PROMPT — Set down all of the data that follows word for word, without the images.
------------------------------------------------
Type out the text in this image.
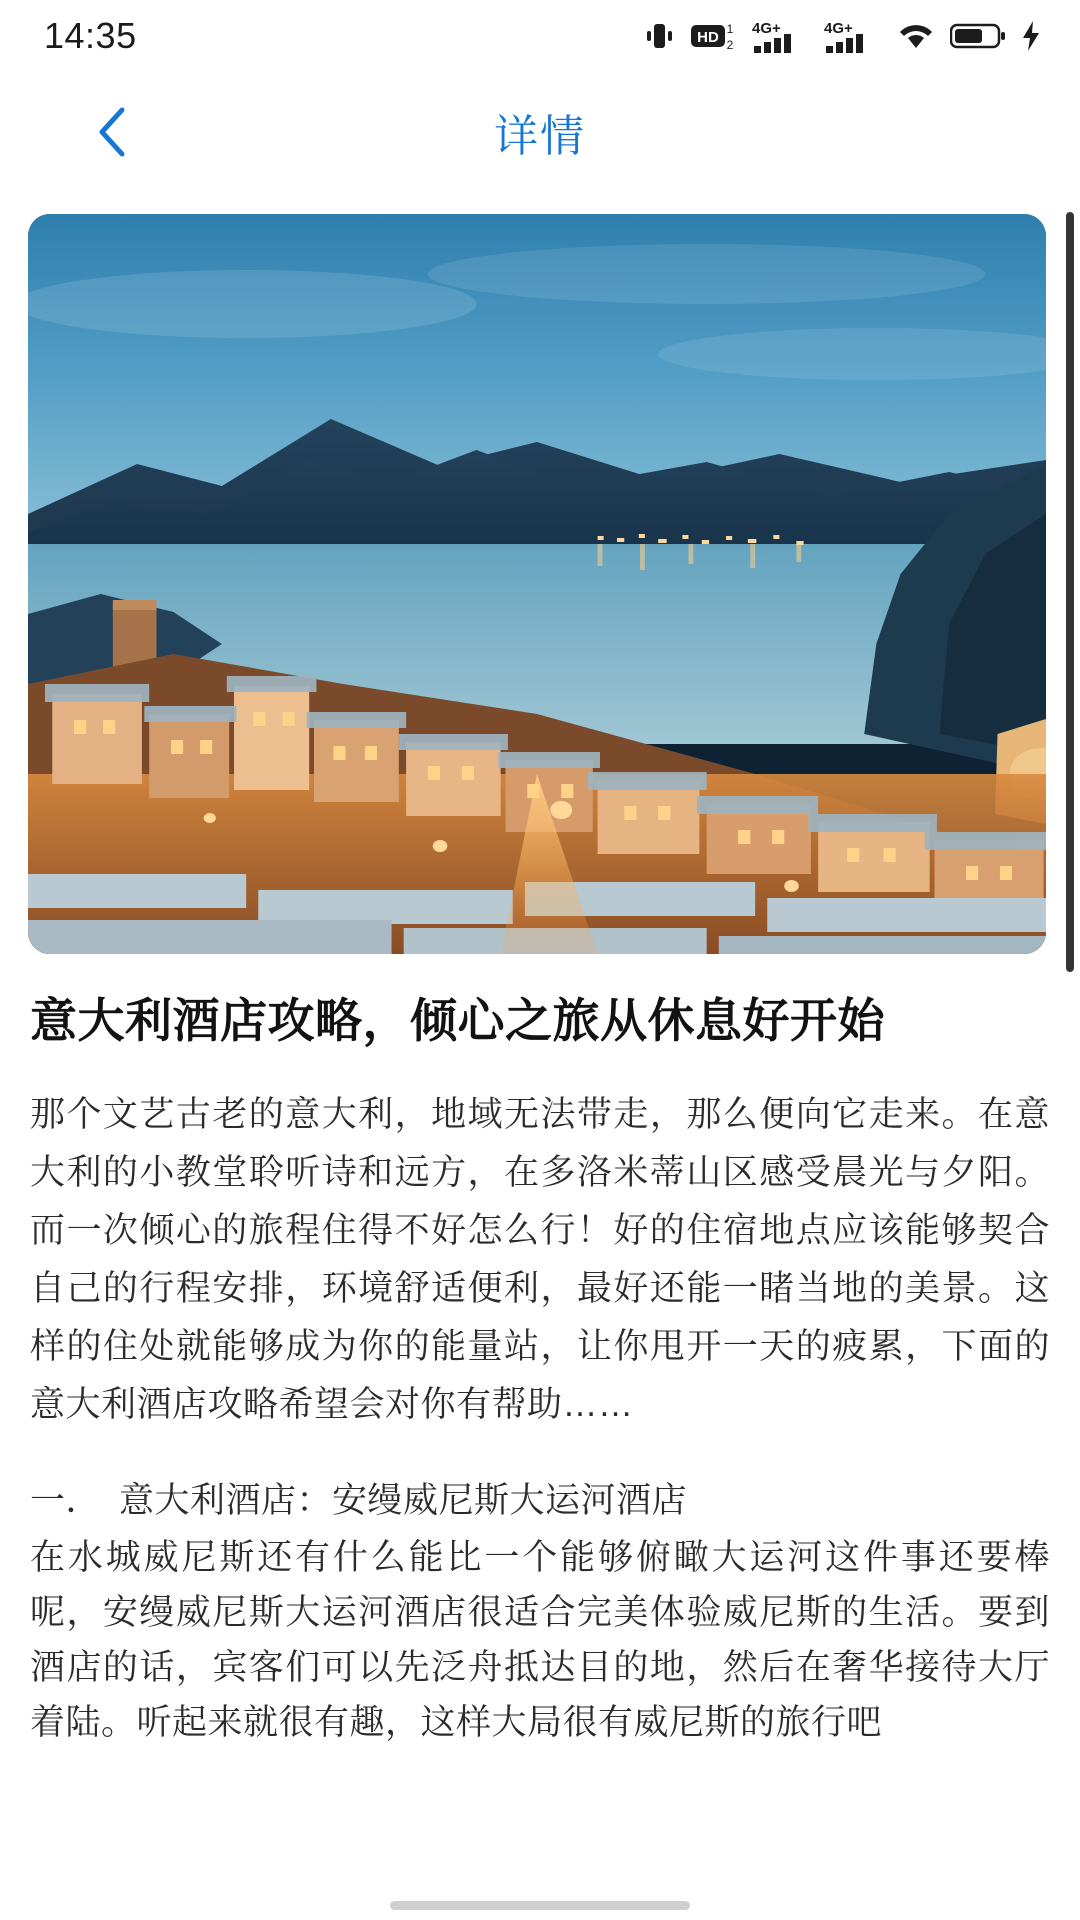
14:35	HD 1
2
4G+	4G+
详情
意大利酒店攻略，倾心之旅从休息好开始

那个文艺古老的意大利，地域无法带走，那么便向它走来。在意大利的小教堂聆听诗和远方，在多洛米蒂山区感受晨光与夕阳。而一次倾心的旅程住得不好怎么行！好的住宿地点应该能够契合自己的行程安排，环境舒适便利，最好还能一睹当地的美景。这样的住处就能够成为你的能量站，让你甩开一天的疲累，下面的意大利酒店攻略希望会对你有帮助……

一．　意大利酒店：安缦威尼斯大运河酒店

在水城威尼斯还有什么能比一个能够俯瞰大运河这件事还要棒呢，安缦威尼斯大运河酒店很适合完美体验威尼斯的生活。要到酒店的话，宾客们可以先泛舟抵达目的地，然后在奢华接待大厅着陆。听起来就很有趣，这样大局很有威尼斯的旅行吧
------------------------------------------------
EXERCISE SOLUTION —
Type out the text in this image.
14:35	HD 1
2
4G+	4G+
详情
意大利酒店攻略，倾心之旅从休息好开始

那个文艺古老的意大利，地域无法带走，那么便向它走来。在意大利的小教堂聆听诗和远方，在多洛米蒂山区感受晨光与夕阳。而一次倾心的旅程住得不好怎么行！好的住宿地点应该能够契合自己的行程安排，环境舒适便利，最好还能一睹当地的美景。这样的住处就能够成为你的能量站，让你甩开一天的疲累，下面的意大利酒店攻略希望会对你有帮助……

一．　意大利酒店：安缦威尼斯大运河酒店

在水城威尼斯还有什么能比一个能够俯瞰大运河这件事还要棒呢，安缦威尼斯大运河酒店很适合完美体验威尼斯的生活。要到酒店的话，宾客们可以先泛舟抵达目的地，然后在奢华接待大厅着陆。听起来就很有趣，这样大局很有威尼斯的旅行吧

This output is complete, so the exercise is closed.